» **Raw data**
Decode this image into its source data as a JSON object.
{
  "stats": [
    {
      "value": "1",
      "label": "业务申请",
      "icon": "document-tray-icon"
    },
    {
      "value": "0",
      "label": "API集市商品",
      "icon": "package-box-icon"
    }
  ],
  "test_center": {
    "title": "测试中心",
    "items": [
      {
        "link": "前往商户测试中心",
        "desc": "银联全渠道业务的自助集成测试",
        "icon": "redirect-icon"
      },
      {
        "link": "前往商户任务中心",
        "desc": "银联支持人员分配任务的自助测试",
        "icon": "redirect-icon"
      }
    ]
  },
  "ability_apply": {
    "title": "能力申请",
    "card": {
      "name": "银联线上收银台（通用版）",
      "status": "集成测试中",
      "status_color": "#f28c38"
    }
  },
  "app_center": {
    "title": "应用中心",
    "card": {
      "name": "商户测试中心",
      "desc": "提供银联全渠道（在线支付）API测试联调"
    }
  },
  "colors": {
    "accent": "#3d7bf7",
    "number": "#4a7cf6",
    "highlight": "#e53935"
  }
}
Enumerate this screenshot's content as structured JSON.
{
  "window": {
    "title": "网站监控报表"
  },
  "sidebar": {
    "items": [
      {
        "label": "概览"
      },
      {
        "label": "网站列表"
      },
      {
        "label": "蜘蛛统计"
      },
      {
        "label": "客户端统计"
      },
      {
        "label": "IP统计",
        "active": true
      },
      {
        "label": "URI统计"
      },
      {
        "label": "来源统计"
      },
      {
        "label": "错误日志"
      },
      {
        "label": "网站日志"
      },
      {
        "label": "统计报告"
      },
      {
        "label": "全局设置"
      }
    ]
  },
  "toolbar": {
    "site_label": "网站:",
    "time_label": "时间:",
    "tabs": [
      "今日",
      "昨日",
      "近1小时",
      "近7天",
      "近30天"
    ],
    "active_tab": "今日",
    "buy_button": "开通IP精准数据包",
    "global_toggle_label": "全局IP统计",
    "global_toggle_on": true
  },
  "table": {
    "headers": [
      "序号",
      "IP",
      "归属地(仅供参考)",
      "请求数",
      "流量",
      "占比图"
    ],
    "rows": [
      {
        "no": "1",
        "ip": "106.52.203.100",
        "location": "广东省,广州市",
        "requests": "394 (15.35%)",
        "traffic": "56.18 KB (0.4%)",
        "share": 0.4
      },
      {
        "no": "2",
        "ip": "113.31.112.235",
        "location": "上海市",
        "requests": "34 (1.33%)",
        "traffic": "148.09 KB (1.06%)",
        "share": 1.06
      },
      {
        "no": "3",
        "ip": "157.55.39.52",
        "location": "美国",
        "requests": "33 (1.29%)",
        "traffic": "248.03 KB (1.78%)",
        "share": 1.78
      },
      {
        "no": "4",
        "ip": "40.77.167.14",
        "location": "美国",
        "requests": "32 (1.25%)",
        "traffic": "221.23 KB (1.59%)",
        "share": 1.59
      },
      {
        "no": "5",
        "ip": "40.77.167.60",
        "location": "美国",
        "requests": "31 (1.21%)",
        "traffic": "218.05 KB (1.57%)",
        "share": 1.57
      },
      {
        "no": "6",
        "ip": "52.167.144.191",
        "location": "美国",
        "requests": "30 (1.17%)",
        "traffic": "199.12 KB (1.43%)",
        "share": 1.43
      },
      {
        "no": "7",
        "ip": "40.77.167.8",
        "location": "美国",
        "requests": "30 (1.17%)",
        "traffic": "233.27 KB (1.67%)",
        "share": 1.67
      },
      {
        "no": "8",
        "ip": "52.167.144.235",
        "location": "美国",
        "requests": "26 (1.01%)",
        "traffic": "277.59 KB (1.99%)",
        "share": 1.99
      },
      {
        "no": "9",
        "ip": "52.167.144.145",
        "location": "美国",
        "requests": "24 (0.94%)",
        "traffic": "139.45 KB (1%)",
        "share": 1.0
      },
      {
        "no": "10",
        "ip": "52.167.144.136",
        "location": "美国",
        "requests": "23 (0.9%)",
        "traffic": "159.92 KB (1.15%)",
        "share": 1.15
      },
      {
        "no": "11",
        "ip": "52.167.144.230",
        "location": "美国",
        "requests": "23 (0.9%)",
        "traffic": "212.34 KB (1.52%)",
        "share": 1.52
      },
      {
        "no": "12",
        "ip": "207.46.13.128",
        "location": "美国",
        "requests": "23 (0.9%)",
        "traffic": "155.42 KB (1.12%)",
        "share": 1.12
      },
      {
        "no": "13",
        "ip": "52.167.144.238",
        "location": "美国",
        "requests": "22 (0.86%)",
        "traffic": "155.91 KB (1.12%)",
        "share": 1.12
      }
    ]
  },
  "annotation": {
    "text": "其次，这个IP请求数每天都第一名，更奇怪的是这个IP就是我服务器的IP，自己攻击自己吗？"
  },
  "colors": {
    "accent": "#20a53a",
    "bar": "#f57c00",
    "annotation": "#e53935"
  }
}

» **Given task**
Your task is to output the full set of records exactly as presented.

» **Solution for this problem**
Decode this image into its source data as a JSON object.
{
  "stats": [
    {
      "value": "1",
      "label": "业务申请",
      "icon": "document-tray-icon"
    },
    {
      "value": "0",
      "label": "API集市商品",
      "icon": "package-box-icon"
    }
  ],
  "test_center": {
    "title": "测试中心",
    "items": [
      {
        "link": "前往商户测试中心",
        "desc": "银联全渠道业务的自助集成测试",
        "icon": "redirect-icon"
      },
      {
        "link": "前往商户任务中心",
        "desc": "银联支持人员分配任务的自助测试",
        "icon": "redirect-icon"
      }
    ]
  },
  "ability_apply": {
    "title": "能力申请",
    "card": {
      "name": "银联线上收银台（通用版）",
      "status": "集成测试中",
      "status_color": "#f28c38"
    }
  },
  "app_center": {
    "title": "应用中心",
    "card": {
      "name": "商户测试中心",
      "desc": "提供银联全渠道（在线支付）API测试联调"
    }
  },
  "colors": {
    "accent": "#3d7bf7",
    "number": "#4a7cf6",
    "highlight": "#e53935"
  }
}
Enumerate this screenshot's content as structured JSON.
{
  "window": {
    "title": "网站监控报表"
  },
  "sidebar": {
    "items": [
      {
        "label": "概览"
      },
      {
        "label": "网站列表"
      },
      {
        "label": "蜘蛛统计"
      },
      {
        "label": "客户端统计"
      },
      {
        "label": "IP统计",
        "active": true
      },
      {
        "label": "URI统计"
      },
      {
        "label": "来源统计"
      },
      {
        "label": "错误日志"
      },
      {
        "label": "网站日志"
      },
      {
        "label": "统计报告"
      },
      {
        "label": "全局设置"
      }
    ]
  },
  "toolbar": {
    "site_label": "网站:",
    "time_label": "时间:",
    "tabs": [
      "今日",
      "昨日",
      "近1小时",
      "近7天",
      "近30天"
    ],
    "active_tab": "今日",
    "buy_button": "开通IP精准数据包",
    "global_toggle_label": "全局IP统计",
    "global_toggle_on": true
  },
  "table": {
    "headers": [
      "序号",
      "IP",
      "归属地(仅供参考)",
      "请求数",
      "流量",
      "占比图"
    ],
    "rows": [
      {
        "no": "1",
        "ip": "106.52.203.100",
        "location": "广东省,广州市",
        "requests": "394 (15.35%)",
        "traffic": "56.18 KB (0.4%)",
        "share": 0.4
      },
      {
        "no": "2",
        "ip": "113.31.112.235",
        "location": "上海市",
        "requests": "34 (1.33%)",
        "traffic": "148.09 KB (1.06%)",
        "share": 1.06
      },
      {
        "no": "3",
        "ip": "157.55.39.52",
        "location": "美国",
        "requests": "33 (1.29%)",
        "traffic": "248.03 KB (1.78%)",
        "share": 1.78
      },
      {
        "no": "4",
        "ip": "40.77.167.14",
        "location": "美国",
        "requests": "32 (1.25%)",
        "traffic": "221.23 KB (1.59%)",
        "share": 1.59
      },
      {
        "no": "5",
        "ip": "40.77.167.60",
        "location": "美国",
        "requests": "31 (1.21%)",
        "traffic": "218.05 KB (1.57%)",
        "share": 1.57
      },
      {
        "no": "6",
        "ip": "52.167.144.191",
        "location": "美国",
        "requests": "30 (1.17%)",
        "traffic": "199.12 KB (1.43%)",
        "share": 1.43
      },
      {
        "no": "7",
        "ip": "40.77.167.8",
        "location": "美国",
        "requests": "30 (1.17%)",
        "traffic": "233.27 KB (1.67%)",
        "share": 1.67
      },
      {
        "no": "8",
        "ip": "52.167.144.235",
        "location": "美国",
        "requests": "26 (1.01%)",
        "traffic": "277.59 KB (1.99%)",
        "share": 1.99
      },
      {
        "no": "9",
        "ip": "52.167.144.145",
        "location": "美国",
        "requests": "24 (0.94%)",
        "traffic": "139.45 KB (1%)",
        "share": 1.0
      },
      {
        "no": "10",
        "ip": "52.167.144.136",
        "location": "美国",
        "requests": "23 (0.9%)",
        "traffic": "159.92 KB (1.15%)",
        "share": 1.15
      },
      {
        "no": "11",
        "ip": "52.167.144.230",
        "location": "美国",
        "requests": "23 (0.9%)",
        "traffic": "212.34 KB (1.52%)",
        "share": 1.52
      },
      {
        "no": "12",
        "ip": "207.46.13.128",
        "location": "美国",
        "requests": "23 (0.9%)",
        "traffic": "155.42 KB (1.12%)",
        "share": 1.12
      },
      {
        "no": "13",
        "ip": "52.167.144.238",
        "location": "美国",
        "requests": "22 (0.86%)",
        "traffic": "155.91 KB (1.12%)",
        "share": 1.12
      }
    ]
  },
  "annotation": {
    "text": "其次，这个IP请求数每天都第一名，更奇怪的是这个IP就是我服务器的IP，自己攻击自己吗？"
  },
  "colors": {
    "accent": "#20a53a",
    "bar": "#f57c00",
    "annotation": "#e53935"
  }
}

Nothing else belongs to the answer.